— GIVEN TASK A —
Revise the marriage counseling article: rewrite everything from "Watching a child" down to "follow this approach.", replacing "environment" with "setting".
— GIVEN TASK B —
According to the marriage counseling article, away from whom should the meeting with the adult child and spouse be arranged?

— begin DOCUMENT EXCERPT —

How to Suggest Marriage Counseling to Adult Children

Watching a child struggle through the hardships of marriage is difficult for any parent. When your adult child's marriage is in trouble counseling allows the couple to discuss the issues in a non judgmental environment. It's easy to speak to your adult child about marriage counseling when you follow this approach.

Instructions

    • 1

      Schedule a meeting. Meet with your adult child and spouse in private. Arrange the meeting away from their children, friends and other family members to prevent feelings of embarrassment. Let them know you plan on discussing a sensitive issue with them and you appreciate them listening to what you have to say before they respond.

    • 2

      Explain to them that you have recognized the recent troubles in their marriage. Discuss it's impact on your relationship with them and influencing everyone in the family. Inform them of the feeling of being caught in the middle and pressured to take sides.

— end DOCUMENT EXCERPT —
— begin SUPPLIED INFORMATION —

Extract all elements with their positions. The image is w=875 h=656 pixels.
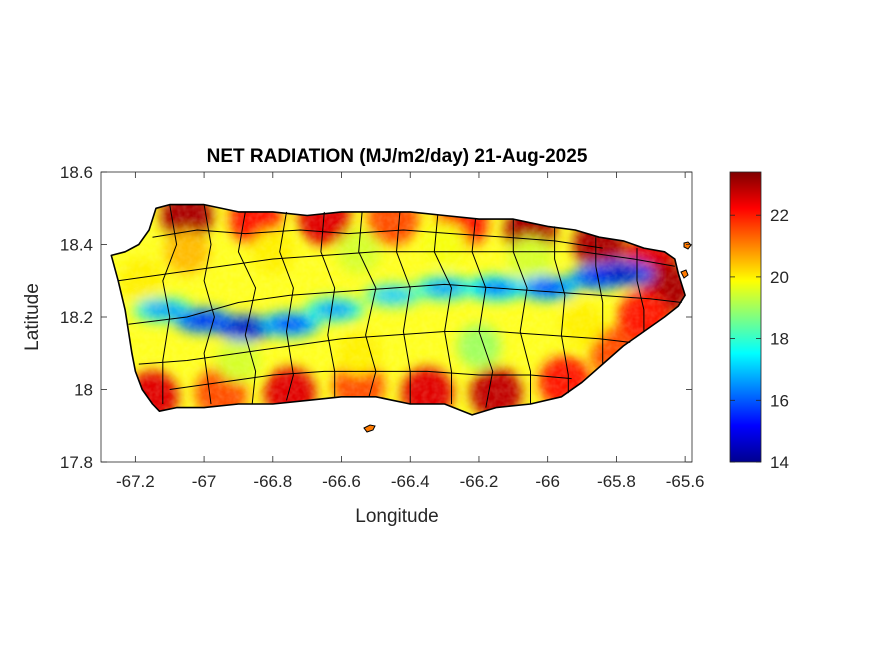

— end SUPPLIED INFORMATION —

— WRITTEN REPLY A —
Watching a child struggle through the hardships of marriage is difficult for any parent. When your adult child's marriage is in trouble counseling allows the couple to discuss the issues in a non judgmental setting. It's easy to speak to your adult child about marriage counseling when you follow this approach.

— WRITTEN REPLY B —
Away from their children, friends and other family members.